# [PROVIDED INFORMATION]
################
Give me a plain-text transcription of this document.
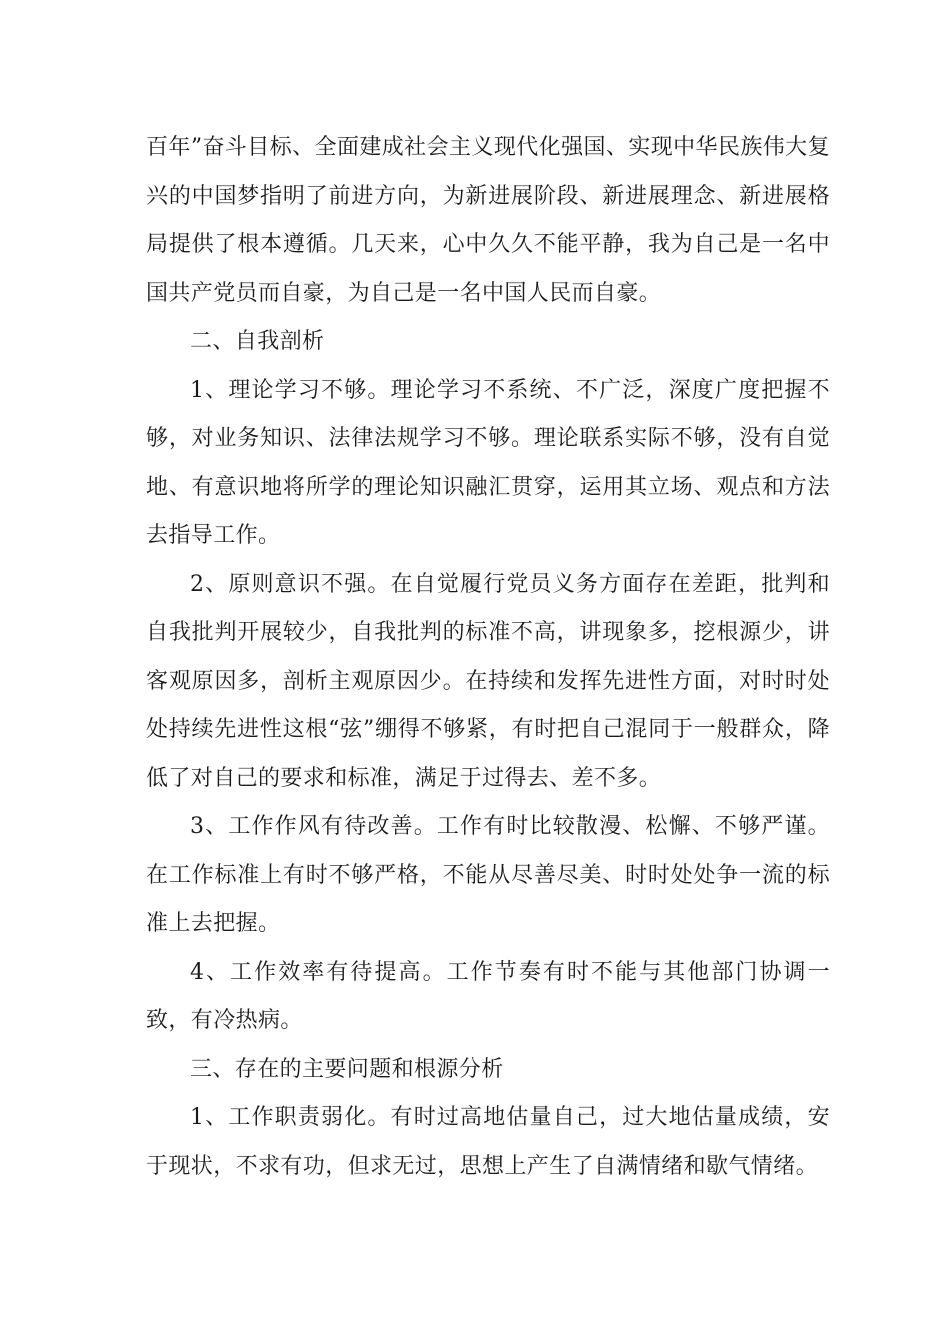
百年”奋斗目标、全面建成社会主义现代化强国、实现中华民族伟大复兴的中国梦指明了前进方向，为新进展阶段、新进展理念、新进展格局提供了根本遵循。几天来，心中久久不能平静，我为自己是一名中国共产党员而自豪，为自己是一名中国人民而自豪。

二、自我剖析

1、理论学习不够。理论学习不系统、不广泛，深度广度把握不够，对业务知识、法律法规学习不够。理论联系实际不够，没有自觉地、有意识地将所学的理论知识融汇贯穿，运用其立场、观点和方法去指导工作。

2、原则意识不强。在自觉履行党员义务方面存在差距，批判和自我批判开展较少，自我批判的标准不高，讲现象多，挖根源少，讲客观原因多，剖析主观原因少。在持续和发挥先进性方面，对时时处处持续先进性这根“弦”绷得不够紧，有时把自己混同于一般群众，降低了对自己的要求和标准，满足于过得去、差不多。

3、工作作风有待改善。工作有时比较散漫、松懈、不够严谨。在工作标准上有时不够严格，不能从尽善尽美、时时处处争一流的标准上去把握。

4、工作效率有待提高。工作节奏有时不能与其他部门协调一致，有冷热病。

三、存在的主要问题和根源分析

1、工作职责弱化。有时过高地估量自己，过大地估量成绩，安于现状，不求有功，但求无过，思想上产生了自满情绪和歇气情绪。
################
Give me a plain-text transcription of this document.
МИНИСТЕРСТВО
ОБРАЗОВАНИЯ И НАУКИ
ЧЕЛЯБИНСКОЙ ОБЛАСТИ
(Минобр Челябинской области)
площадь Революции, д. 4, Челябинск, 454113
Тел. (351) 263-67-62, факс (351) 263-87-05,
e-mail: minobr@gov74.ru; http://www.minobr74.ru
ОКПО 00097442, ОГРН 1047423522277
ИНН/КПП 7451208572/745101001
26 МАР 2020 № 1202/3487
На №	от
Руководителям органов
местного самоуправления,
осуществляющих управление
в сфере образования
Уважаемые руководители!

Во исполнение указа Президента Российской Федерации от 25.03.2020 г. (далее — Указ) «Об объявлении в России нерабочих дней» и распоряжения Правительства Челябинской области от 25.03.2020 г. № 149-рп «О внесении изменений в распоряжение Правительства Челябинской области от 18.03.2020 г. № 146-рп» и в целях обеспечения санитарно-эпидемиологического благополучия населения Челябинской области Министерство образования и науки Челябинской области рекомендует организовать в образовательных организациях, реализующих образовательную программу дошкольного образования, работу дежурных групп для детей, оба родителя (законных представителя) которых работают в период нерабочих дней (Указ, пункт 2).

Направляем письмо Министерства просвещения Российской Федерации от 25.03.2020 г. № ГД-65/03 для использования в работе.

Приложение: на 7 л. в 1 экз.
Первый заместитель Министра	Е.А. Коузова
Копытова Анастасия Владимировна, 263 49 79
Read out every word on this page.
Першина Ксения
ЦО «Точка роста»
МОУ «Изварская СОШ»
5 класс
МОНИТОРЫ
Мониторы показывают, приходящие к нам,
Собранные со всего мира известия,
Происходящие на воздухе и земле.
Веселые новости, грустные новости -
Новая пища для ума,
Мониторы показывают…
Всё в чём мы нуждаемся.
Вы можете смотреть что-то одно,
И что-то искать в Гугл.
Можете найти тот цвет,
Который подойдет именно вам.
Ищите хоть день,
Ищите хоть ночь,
################
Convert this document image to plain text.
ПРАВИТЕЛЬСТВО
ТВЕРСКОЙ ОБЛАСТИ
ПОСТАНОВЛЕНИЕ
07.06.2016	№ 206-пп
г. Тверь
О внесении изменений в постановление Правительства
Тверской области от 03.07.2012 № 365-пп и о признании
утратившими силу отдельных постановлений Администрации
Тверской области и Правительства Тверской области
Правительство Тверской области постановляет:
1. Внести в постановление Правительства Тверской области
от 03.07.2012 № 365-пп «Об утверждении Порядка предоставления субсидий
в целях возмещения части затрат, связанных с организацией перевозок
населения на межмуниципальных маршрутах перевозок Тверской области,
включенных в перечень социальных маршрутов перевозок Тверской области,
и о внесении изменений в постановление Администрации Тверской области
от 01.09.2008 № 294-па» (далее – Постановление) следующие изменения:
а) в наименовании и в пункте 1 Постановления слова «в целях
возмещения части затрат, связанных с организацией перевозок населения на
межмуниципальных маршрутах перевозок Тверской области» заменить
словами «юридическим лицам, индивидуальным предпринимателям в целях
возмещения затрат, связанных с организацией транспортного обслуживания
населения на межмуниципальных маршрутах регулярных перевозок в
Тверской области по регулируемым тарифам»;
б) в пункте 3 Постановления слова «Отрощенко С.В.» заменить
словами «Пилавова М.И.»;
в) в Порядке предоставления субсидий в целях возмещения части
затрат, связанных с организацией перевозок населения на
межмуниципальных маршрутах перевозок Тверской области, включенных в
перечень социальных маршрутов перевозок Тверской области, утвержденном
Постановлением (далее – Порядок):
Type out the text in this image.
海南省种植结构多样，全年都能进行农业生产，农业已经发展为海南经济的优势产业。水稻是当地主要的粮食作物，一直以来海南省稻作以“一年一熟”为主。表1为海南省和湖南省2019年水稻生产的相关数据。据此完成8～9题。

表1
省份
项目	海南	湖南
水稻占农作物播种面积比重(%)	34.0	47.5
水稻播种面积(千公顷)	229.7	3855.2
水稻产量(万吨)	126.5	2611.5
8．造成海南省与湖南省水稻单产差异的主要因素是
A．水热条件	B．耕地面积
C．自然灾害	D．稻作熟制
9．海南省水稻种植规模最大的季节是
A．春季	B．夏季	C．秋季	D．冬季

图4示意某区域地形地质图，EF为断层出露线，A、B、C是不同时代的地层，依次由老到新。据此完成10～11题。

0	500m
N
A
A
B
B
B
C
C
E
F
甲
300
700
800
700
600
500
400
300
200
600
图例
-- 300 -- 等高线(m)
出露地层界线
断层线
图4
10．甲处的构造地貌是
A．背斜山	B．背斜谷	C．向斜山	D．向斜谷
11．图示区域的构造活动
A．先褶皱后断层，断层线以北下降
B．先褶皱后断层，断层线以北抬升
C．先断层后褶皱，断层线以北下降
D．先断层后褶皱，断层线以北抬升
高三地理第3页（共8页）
################
# [SET TASK]
Tell how many lines in the material above include the word "части", giving the number only.

# [RESULT OF THIS TASK]
3